Return each line of the records holding the string "content".

Records from a data source:
◆ ◆ ◆ ◆ ◆ ◆ ◆

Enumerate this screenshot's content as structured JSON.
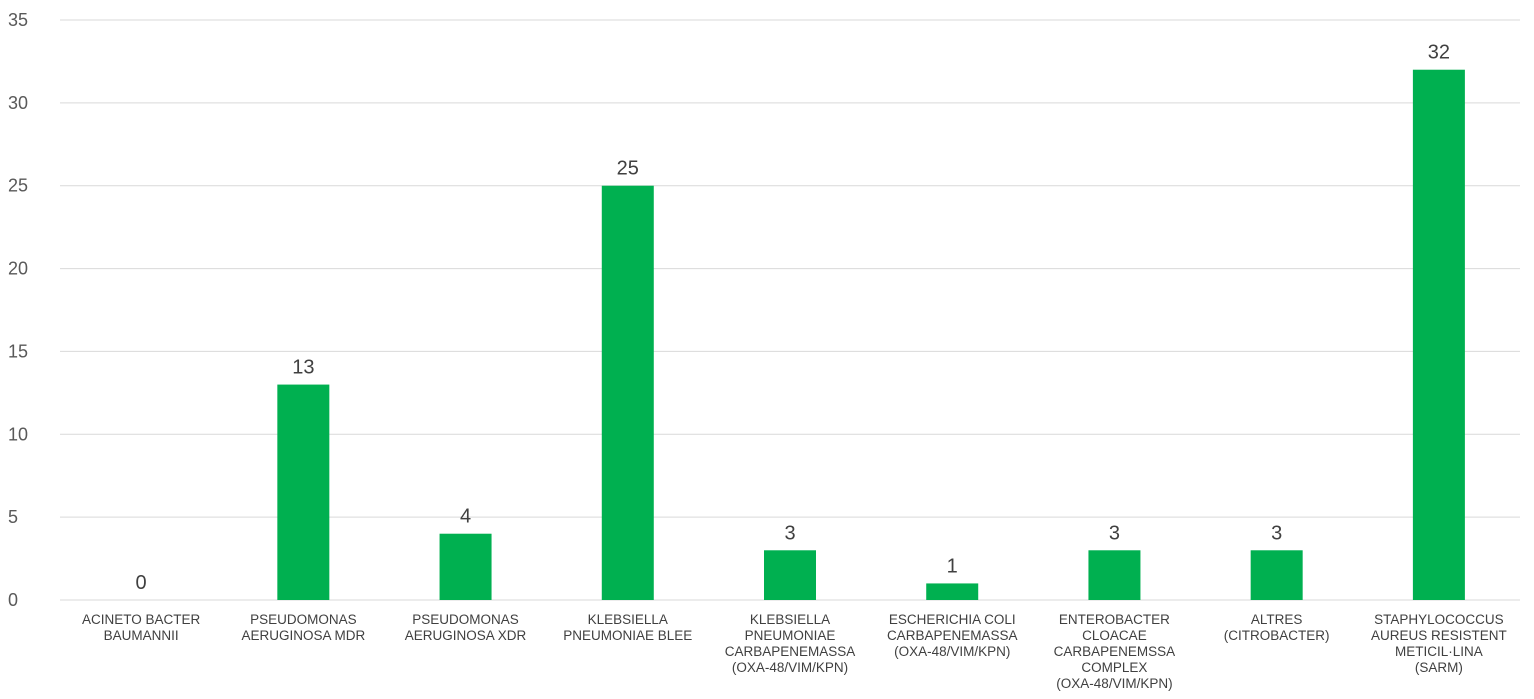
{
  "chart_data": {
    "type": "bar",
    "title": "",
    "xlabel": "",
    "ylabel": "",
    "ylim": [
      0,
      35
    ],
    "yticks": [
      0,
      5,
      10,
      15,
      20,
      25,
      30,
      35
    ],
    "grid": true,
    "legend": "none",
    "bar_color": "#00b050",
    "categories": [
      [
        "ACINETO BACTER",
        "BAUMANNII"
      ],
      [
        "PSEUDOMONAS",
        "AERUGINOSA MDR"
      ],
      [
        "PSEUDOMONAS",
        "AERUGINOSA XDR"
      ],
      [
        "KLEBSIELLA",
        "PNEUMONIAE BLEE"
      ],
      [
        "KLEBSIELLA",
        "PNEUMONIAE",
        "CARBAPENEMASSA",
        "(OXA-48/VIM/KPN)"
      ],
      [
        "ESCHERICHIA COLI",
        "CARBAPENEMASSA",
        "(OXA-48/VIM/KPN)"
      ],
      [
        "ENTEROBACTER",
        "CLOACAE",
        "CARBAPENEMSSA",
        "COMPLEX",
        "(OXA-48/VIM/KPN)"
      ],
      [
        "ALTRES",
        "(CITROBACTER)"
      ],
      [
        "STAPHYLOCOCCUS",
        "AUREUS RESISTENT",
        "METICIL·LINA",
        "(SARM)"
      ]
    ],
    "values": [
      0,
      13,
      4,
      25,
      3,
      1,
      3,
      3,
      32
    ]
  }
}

◆ ◆ ◆ ◆ ◆ ◆ ◆

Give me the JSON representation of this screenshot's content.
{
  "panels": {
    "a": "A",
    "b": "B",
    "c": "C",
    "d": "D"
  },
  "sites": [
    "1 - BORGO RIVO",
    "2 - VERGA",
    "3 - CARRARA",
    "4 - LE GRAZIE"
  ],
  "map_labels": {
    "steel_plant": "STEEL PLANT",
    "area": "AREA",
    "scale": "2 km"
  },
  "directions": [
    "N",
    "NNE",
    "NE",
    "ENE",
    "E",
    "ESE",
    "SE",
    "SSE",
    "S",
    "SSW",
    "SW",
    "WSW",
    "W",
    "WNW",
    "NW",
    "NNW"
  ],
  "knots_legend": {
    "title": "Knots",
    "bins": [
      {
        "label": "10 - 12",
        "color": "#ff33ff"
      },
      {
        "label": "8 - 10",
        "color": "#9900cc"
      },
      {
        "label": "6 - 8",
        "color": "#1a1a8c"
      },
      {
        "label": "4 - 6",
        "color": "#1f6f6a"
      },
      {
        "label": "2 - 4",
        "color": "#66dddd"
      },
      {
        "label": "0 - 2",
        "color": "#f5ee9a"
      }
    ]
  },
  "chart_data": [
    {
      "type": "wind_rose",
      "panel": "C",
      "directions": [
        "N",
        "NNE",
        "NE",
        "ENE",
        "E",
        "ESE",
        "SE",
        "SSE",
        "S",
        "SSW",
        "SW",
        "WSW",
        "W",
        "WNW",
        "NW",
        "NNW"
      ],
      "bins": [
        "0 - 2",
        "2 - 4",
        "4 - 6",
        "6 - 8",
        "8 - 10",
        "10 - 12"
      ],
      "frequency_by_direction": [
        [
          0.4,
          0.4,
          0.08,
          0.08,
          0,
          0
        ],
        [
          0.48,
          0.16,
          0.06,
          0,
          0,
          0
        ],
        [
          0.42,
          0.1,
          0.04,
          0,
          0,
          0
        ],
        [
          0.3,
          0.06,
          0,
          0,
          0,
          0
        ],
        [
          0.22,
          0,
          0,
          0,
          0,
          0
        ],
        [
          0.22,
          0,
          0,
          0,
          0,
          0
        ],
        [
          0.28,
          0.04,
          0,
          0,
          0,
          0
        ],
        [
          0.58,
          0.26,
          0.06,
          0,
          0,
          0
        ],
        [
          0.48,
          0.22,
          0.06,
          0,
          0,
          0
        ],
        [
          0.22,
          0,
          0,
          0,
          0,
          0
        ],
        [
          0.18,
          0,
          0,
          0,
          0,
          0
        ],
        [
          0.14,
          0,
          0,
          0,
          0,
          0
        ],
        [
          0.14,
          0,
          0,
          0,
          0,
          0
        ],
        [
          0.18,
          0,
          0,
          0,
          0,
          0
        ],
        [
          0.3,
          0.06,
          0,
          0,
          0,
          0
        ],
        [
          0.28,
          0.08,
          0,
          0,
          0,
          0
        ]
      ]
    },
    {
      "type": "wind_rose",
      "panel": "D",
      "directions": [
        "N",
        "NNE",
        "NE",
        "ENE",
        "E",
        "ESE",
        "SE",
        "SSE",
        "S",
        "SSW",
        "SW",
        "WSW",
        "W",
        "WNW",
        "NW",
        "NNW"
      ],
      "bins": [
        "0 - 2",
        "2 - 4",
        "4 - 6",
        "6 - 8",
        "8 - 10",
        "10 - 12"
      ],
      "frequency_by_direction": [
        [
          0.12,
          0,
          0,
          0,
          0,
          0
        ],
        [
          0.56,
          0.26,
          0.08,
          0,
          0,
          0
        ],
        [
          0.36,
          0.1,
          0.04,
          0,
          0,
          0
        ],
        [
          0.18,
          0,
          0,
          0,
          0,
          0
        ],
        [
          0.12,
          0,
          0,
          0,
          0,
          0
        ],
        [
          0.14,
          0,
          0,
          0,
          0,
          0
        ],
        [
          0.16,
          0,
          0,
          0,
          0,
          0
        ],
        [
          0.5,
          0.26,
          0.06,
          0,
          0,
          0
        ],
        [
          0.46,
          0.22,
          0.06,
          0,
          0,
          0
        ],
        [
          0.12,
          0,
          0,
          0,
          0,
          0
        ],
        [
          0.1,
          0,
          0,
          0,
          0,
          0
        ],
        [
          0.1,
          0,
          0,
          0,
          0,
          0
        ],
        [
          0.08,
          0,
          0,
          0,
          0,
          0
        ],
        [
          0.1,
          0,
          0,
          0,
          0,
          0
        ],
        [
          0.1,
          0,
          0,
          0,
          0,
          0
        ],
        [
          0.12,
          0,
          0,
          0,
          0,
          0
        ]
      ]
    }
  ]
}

◆ ◆ ◆ ◆ ◆ ◆ ◆

→ **COMPLETED EXERCISE**:
Enumerate this screenshot's content as structured JSON.
Give me the JSON representation of this screenshot's content.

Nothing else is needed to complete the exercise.